• [Page]
==================================================
United States Court of Appeals, Ninth Circuit

April 9, 2014

ELDEE-K RENTAL PROPERTIES, LLC, a Connecticut limited liability company, on behalf of itself and all others similarly situated, Plaintiff-Appellant,
DIRECTV, INC., a Delaware corporation, Defendant-Appellee

Argued and Submitted, San Francisco, California November 7, 2013.

Page 944

Appeal from the United States District Court for the Northern District of California. D.C. No. 3:11-cv-02416-CRB. Charles R. Breyer, Senior District Judge, Presiding.


Jeffrey S. Nobel, Robert A. Izard (argued), and Mark P. Kindall, Izard Nobel LLP, West Hartford, Connecticut; Alan R. Plutzik and Jennifer Rosenberg, Bramson, Plutzik, Mahler & Birkhaeuser, LLP, Walnut Creek, California, for Plaintiff-Appellant.

Andrew E. Paris (argued), Grace W. Kang, Sayaka Karitani, and Alex Akerman, Alston & Bird LLP, Los Angeles, California, for Defendant-Appellee.

Before: Jerome Farris, Susan H. Black[*], and Sandra S. Ikuta, Circuit Judges. Opinion by Judge Ikuta.
==================================================
• [Collected data]
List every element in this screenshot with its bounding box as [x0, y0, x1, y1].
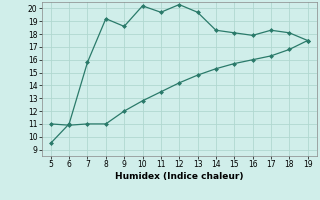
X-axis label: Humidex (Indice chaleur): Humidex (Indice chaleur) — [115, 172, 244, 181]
==================================================
• [Tasks and exercises]
1 > According to the case header, on what date was the appeal argued and submitted?
2 > Pull from the case header the passage starting with "Argued and Submitted, San" and going on through "by Judge Ikuta.".

• [Replies]
1 > November 7, 2013

2 >
Argued and Submitted, San Francisco, California November 7, 2013.

Page 944

Appeal from the United States District Court for the Northern District of California. D.C. No. 3:11-cv-02416-CRB. Charles R. Breyer, Senior District Judge, Presiding.


Jeffrey S. Nobel, Robert A. Izard (argued), and Mark P. Kindall, Izard Nobel LLP, West Hartford, Connecticut; Alan R. Plutzik and Jennifer Rosenberg, Bramson, Plutzik, Mahler & Birkhaeuser, LLP, Walnut Creek, California, for Plaintiff-Appellant.

Andrew E. Paris (argued), Grace W. Kang, Sayaka Karitani, and Alex Akerman, Alston & Bird LLP, Los Angeles, California, for Defendant-Appellee.

Before: Jerome Farris, Susan H. Black[*], and Sandra S. Ikuta, Circuit Judges. Opinion by Judge Ikuta.